GIVEN INSTRUCTION A:
Under the right-of-setoff section, to whom must a Defaulting Lender immediately pay over any amounts it sets off?
■ ■ ■
Section 9.08          Right of Setoff. If an Event of Default shall have
occurred and be continuing, the Administrative Agent, each Lender, each Issuing
Bank, the Swingline Lender and each of their respective Affiliates is hereby
authorized at any time and from time to time, to the fullest extent permitted by
law, to set off and apply any and all deposits (general or special, time or
demand, provisional or final, in whatever currency) at any time held and other
obligations in whatever currency at any time owing by the Administrative Agent,
such Lender, any such Issuing Bank, the Swingline Lender or any such Affiliate
to or for the credit or the account of the Borrower against any of and all the
obligations of the Borrower then due and owing under this Agreement held by the
Administrative Agent, such Lender, the Swingline Lender or Issuing Bank,
irrespective of whether or not the Administrative Agent, such Lender or Issuing
Bank shall have made any demand under this Agreement and although (i) such
obligations may be contingent or unmatured and (ii) such obligations are owed to
a branch or office of the Administrative Agent, such Lender, the Swingline
Lender or Issuing Bank different from the branch or office holding such deposit
or obligated on such Indebtedness; provided that in the event that any
Defaulting Lender shall exercise any such right of setoff, (x) all amounts so
set off shall be paid over immediately to the Administrative Agent for further
application in accordance with the provisions of Section 2.19 and, pending such
payment, shall be segregated by such Defaulting Lender from its other funds and
deemed held in trust for the benefit of the Administrative Agent and the Lenders
and (y) the Defaulting Lender shall provide promptly to the Administrative Agent
a statement describing in reasonable detail the Secured Obligations owing to
such Defaulting Lender as to which it exercised such

 

*Confidential Treatment Requested.  Omitted portions filed with the Commission.
■ ■ ■
GIVEN INSTRUCTION B:
Arrange the stretch of the records from the line containing "delta-symbol: △ [40, 539, 91, 573]" through the last line of the records as a JSON list of strings, one string per line, leaving out blank lines.

Data items:
■ ■ ■
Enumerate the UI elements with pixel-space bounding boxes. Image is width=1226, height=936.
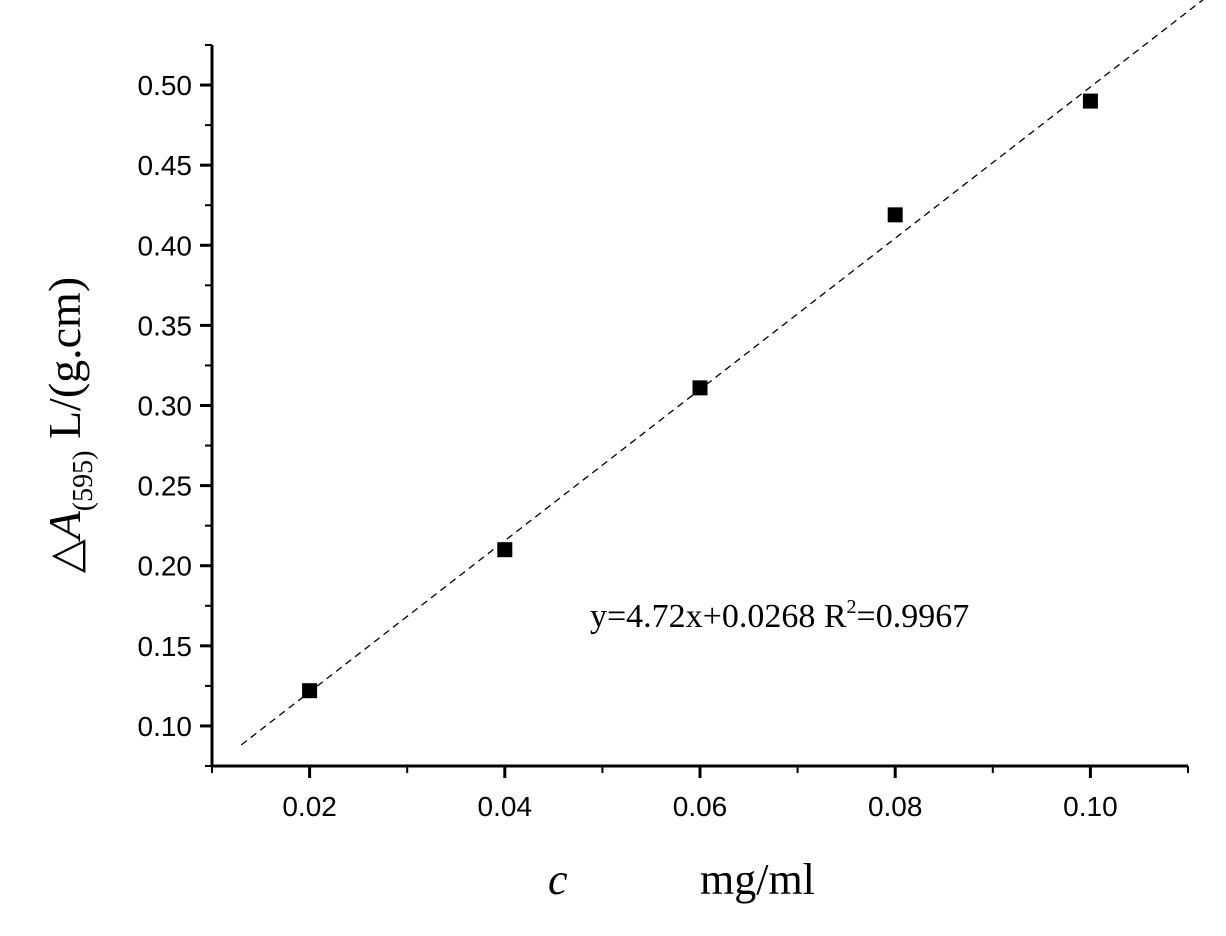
delta-symbol: △ [40, 539, 91, 573]
data-point [888, 207, 903, 222]
y-tick-label: 0.20 [138, 551, 193, 582]
y-tick-label: 0.25 [138, 471, 193, 502]
x-axis-unit: mg/ml [700, 858, 815, 902]
data-point [693, 380, 708, 395]
fit-equation: y=4.72x+0.0268 R2=0.9967 [590, 597, 969, 634]
x-tick-label: 0.06 [673, 791, 728, 822]
x-axis-variable: c [548, 858, 568, 902]
y-tick-label: 0.30 [138, 391, 193, 422]
ticks: 0.10 0.15 0.20 0.25 0.30 0.35 0.40 0.45 0.50 0.02… [138, 45, 1189, 822]
y-tick-label: 0.35 [138, 310, 193, 341]
data-point [497, 542, 512, 557]
fit-equation-sup: 2 [847, 596, 857, 618]
y-axis-subscript: (595) [68, 451, 99, 512]
x-tick-label: 0.02 [282, 791, 337, 822]
y-tick-label: 0.45 [138, 150, 193, 181]
axes [212, 45, 1188, 766]
x-tick-label: 0.10 [1063, 791, 1118, 822]
x-tick-label: 0.04 [478, 791, 533, 822]
y-axis-variable: A [39, 511, 90, 539]
fit-equation-tail: =0.9967 [857, 598, 970, 635]
fit-equation-text: y=4.72x+0.0268 R [590, 598, 847, 635]
y-axis-unit: L/(g.cm) [39, 277, 90, 439]
y-tick-label: 0.15 [138, 631, 193, 662]
y-axis-label: △A(595) L/(g.cm) [42, 277, 98, 573]
data-point [1083, 94, 1098, 109]
x-tick-label: 0.08 [868, 791, 923, 822]
y-tick-label: 0.40 [138, 230, 193, 261]
y-tick-label: 0.50 [138, 70, 193, 101]
data-point [302, 683, 317, 698]
y-tick-label: 0.10 [138, 711, 193, 742]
■ ■ ■
TASK ANSWER A:
To the Administrative Agent, for further application in accordance with Section 2.19.

TASK ANSWER B:
[
  "delta-symbol: △ [40, 539, 91, 573]",
  "data-point [888, 207, 903, 222]",
  "y-tick-label: 0.20 [138, 551, 193, 582]",
  "y-tick-label: 0.25 [138, 471, 193, 502]",
  "x-axis-unit: mg/ml [700, 858, 815, 902]",
  "data-point [693, 380, 708, 395]",
  "fit-equation: y=4.72x+0.0268 R2=0.9967 [590, 597, 969, 634]",
  "x-tick-label: 0.06 [673, 791, 728, 822]",
  "x-axis-variable: c [548, 858, 568, 902]",
  "y-tick-label: 0.30 [138, 391, 193, 422]",
  "ticks: 0.10 0.15 0.20 0.25 0.30 0.35 0.40 0.45 0.50 0.02… [138, 45, 1189, 822]",
  "y-tick-label: 0.35 [138, 310, 193, 341]",
  "data-point [497, 542, 512, 557]",
  "fit-equation-sup: 2 [847, 596, 857, 618]",
  "y-axis-subscript: (595) [68, 451, 99, 512]",
  "x-tick-label: 0.02 [282, 791, 337, 822]",
  "y-tick-label: 0.45 [138, 150, 193, 181]",
  "axes [212, 45, 1188, 766]",
  "x-tick-label: 0.10 [1063, 791, 1118, 822]",
  "x-tick-label: 0.04 [478, 791, 533, 822]",
  "y-axis-variable: A [39, 511, 90, 539]",
  "fit-equation-tail: =0.9967 [857, 598, 970, 635]",
  "fit-equation-text: y=4.72x+0.0268 R [590, 598, 847, 635]",
  "y-axis-unit: L/(g.cm) [39, 277, 90, 439]",
  "y-tick-label: 0.15 [138, 631, 193, 662]",
  "y-axis-label: △A(595) L/(g.cm) [42, 277, 98, 573]",
  "data-point [1083, 94, 1098, 109]",
  "x-tick-label: 0.08 [868, 791, 923, 822]",
  "y-tick-label: 0.40 [138, 230, 193, 261]",
  "y-tick-label: 0.50 [138, 70, 193, 101]",
  "data-point [302, 683, 317, 698]",
  "y-tick-label: 0.10 [138, 711, 193, 742]"
]